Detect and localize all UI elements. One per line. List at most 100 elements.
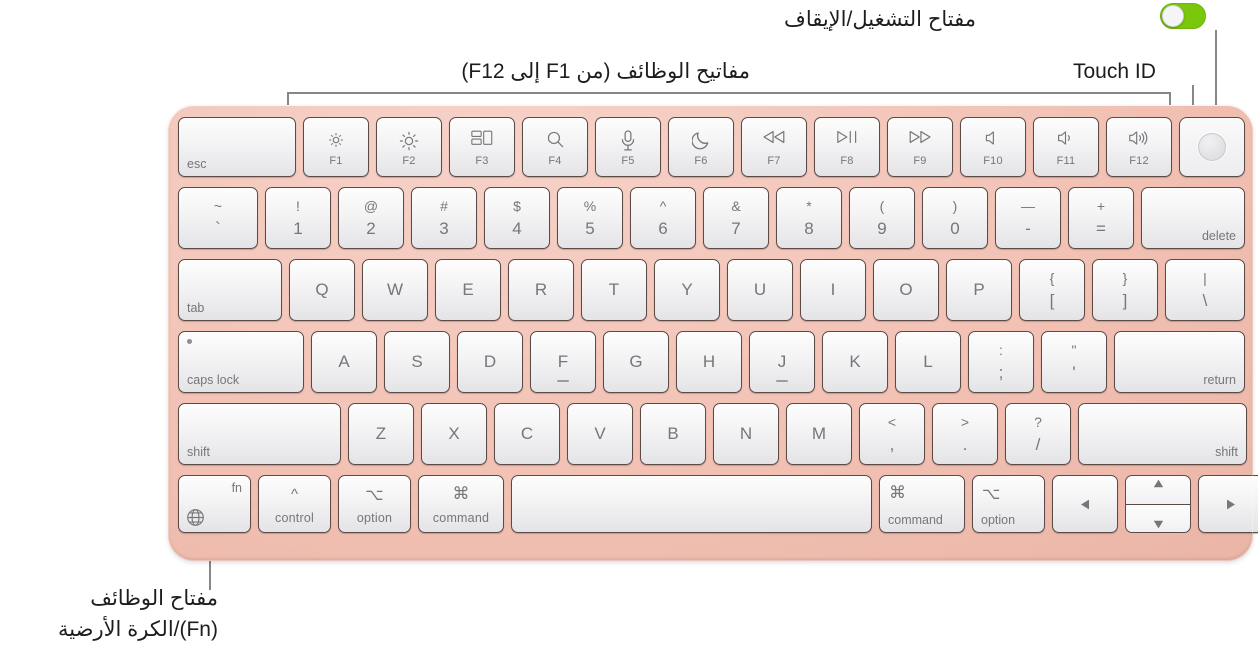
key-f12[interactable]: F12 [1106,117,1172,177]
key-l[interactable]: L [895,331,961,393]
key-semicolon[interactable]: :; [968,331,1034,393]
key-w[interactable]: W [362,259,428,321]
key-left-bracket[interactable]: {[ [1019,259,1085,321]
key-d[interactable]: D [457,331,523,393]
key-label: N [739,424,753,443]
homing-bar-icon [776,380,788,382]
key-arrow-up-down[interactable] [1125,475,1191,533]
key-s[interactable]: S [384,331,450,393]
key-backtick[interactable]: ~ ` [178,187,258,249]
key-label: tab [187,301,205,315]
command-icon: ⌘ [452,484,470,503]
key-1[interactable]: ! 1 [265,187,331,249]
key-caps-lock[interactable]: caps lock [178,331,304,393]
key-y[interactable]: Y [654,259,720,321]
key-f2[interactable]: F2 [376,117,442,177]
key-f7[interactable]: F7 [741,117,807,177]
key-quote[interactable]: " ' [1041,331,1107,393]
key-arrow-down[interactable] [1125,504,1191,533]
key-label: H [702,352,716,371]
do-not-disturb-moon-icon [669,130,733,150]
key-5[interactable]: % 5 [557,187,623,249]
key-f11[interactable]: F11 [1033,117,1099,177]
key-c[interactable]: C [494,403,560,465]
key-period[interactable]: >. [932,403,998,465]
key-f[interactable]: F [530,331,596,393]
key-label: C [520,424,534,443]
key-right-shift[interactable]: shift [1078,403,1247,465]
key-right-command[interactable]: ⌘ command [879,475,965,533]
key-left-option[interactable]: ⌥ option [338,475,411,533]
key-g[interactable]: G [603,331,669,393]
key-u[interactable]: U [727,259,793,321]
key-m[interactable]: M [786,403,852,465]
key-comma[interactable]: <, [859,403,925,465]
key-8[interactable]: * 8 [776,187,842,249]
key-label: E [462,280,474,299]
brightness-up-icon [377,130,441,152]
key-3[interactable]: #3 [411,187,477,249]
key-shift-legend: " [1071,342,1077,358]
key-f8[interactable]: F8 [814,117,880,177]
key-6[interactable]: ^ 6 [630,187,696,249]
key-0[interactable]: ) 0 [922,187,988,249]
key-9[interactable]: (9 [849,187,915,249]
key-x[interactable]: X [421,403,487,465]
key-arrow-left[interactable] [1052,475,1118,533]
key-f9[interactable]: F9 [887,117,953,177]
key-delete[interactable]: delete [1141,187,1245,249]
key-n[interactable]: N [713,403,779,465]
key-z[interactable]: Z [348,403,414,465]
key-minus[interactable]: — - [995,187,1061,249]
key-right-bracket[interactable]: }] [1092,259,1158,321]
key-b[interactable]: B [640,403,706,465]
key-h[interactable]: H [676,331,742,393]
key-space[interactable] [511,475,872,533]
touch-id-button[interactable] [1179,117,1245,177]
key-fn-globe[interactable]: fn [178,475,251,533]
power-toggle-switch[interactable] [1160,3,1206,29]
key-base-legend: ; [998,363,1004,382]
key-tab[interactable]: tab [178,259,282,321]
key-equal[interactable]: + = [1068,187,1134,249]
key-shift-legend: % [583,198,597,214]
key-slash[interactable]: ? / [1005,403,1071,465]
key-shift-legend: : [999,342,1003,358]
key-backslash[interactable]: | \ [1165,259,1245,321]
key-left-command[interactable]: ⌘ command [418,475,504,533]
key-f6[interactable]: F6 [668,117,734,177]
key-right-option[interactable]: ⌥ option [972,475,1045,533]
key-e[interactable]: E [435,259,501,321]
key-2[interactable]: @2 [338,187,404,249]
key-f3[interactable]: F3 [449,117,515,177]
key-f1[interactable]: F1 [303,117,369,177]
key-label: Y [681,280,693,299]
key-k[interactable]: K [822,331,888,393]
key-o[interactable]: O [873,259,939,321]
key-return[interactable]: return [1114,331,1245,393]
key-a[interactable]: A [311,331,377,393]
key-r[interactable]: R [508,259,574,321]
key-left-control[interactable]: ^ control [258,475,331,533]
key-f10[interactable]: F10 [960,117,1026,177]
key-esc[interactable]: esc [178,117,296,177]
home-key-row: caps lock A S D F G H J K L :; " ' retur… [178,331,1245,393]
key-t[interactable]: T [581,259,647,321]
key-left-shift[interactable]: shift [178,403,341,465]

= Requirements =
From the entries above, collect every line that contains the string "bracket".

= Task solution =
key-left-bracket[interactable]: {[ [1019,259,1085,321]
key-right-bracket[interactable]: }] [1092,259,1158,321]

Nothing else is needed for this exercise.